### PAGE EXCERPT
=== Begin Enclosure ===
Southwest Airlines and the Flying Big Three

46
10

Southwest. Way Southwest. – NY Times

Jeff Bailey at the New York Times wrote a great article about Southwest Airlines and their legendary approach to the key lean principle of respect for people. After talking about Southwest's propensity for cross-dressing CEOs and other ‘fun at work', the author brings up a popular topic in the lean blogosphere these days, direct labor costs:

The premise behind all this is that a little fun translates into a lot of productivity. Southwest, after pay cuts at other airlines, has the industry's highest wages. But because of efficient work habits, measured in how much it spends to fly a passenger a given distance, its costs are the lowest among big airlines.
=== End Enclosure ===
### WORK TO BE COMPLETED
Reproduce the Southwest Airlines post word for word from "Southwest. Way Southwest." up to and including "among big airlines.".

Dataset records
=== Begin Enclosure ===
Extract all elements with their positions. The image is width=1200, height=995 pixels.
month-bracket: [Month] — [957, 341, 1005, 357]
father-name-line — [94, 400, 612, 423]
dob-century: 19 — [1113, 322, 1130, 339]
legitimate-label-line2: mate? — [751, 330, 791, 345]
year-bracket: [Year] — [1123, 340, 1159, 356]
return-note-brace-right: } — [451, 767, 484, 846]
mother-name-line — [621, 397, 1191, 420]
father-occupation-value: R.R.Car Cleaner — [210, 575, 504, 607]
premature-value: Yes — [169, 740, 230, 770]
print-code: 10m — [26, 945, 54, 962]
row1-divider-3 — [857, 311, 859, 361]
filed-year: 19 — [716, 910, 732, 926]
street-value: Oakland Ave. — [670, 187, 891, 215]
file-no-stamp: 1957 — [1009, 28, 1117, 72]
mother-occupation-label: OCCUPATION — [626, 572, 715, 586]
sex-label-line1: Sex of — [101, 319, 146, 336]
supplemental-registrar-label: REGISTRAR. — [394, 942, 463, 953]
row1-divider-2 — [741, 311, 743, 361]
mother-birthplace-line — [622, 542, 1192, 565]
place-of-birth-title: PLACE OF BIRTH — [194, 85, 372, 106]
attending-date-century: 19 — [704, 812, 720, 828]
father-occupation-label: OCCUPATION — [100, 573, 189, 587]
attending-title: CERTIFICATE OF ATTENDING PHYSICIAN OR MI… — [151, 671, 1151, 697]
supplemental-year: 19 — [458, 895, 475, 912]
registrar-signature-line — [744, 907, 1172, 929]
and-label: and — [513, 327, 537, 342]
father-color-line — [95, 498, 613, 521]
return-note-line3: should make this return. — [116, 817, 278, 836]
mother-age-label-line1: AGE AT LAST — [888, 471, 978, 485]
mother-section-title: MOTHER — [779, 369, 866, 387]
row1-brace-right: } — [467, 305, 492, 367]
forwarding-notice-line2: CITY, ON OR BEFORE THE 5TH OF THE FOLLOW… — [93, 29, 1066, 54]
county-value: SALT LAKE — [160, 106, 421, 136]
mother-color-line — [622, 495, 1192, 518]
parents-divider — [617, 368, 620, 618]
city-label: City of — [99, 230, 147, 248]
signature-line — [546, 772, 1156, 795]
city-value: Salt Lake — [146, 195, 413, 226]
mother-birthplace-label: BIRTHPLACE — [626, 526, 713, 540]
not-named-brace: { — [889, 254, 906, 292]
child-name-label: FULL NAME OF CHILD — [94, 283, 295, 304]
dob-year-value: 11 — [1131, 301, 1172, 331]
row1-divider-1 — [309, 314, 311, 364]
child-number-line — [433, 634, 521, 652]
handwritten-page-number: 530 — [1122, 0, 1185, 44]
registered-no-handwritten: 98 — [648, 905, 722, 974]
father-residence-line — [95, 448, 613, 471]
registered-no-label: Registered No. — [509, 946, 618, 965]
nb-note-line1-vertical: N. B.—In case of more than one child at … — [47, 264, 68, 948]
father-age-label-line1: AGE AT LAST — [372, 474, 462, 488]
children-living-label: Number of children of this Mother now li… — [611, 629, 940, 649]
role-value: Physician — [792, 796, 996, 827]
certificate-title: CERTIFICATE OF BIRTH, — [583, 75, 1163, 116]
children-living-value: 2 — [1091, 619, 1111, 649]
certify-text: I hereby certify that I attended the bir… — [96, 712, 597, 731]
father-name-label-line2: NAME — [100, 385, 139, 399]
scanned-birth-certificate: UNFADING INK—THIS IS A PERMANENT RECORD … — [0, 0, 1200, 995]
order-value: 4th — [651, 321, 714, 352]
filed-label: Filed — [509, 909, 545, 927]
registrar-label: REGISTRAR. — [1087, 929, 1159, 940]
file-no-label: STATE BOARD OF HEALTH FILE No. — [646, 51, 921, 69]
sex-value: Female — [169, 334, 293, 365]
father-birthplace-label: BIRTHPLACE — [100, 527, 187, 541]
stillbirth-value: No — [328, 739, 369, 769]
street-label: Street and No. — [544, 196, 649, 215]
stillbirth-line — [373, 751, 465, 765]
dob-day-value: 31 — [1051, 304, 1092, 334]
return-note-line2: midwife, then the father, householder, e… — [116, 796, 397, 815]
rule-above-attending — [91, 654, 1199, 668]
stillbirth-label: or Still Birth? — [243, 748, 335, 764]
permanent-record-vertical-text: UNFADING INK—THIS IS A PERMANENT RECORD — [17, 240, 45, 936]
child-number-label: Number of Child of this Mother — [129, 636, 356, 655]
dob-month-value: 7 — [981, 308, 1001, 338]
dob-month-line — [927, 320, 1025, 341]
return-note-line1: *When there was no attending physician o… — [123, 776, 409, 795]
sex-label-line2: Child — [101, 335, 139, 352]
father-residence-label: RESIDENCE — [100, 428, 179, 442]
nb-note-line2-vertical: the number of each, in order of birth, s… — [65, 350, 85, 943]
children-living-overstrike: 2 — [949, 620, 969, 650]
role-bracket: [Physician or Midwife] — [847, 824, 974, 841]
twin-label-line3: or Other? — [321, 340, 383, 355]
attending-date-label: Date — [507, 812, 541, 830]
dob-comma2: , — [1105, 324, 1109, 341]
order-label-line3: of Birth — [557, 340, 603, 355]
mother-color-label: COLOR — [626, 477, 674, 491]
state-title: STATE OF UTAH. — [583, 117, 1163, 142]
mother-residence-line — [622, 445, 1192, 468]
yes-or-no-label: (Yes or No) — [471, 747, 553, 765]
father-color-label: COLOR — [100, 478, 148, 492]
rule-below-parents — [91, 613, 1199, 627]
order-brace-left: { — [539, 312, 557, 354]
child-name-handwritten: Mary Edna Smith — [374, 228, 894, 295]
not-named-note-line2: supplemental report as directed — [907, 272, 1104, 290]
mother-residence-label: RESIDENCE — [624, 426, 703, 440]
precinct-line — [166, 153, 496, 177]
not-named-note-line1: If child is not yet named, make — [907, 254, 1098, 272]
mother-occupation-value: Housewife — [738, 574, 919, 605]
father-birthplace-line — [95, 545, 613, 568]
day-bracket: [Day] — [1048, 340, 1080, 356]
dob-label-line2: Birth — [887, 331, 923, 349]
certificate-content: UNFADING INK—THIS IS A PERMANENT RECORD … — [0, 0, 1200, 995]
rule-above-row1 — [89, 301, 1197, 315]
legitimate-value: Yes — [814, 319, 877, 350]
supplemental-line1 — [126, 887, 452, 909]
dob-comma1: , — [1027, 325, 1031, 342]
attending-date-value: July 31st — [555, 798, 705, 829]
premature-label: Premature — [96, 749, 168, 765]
=== End Enclosure ===
### OUTPUT OF THE TASK
Southwest. Way Southwest. – NY Times

Jeff Bailey at the New York Times wrote a great article about Southwest Airlines and their legendary approach to the key lean principle of respect for people. After talking about Southwest's propensity for cross-dressing CEOs and other ‘fun at work', the author brings up a popular topic in the lean blogosphere these days, direct labor costs:

The premise behind all this is that a little fun translates into a lot of productivity. Southwest, after pay cuts at other airlines, has the industry's highest wages. But because of efficient work habits, measured in how much it spends to fly a passenger a given distance, its costs are the lowest among big airlines.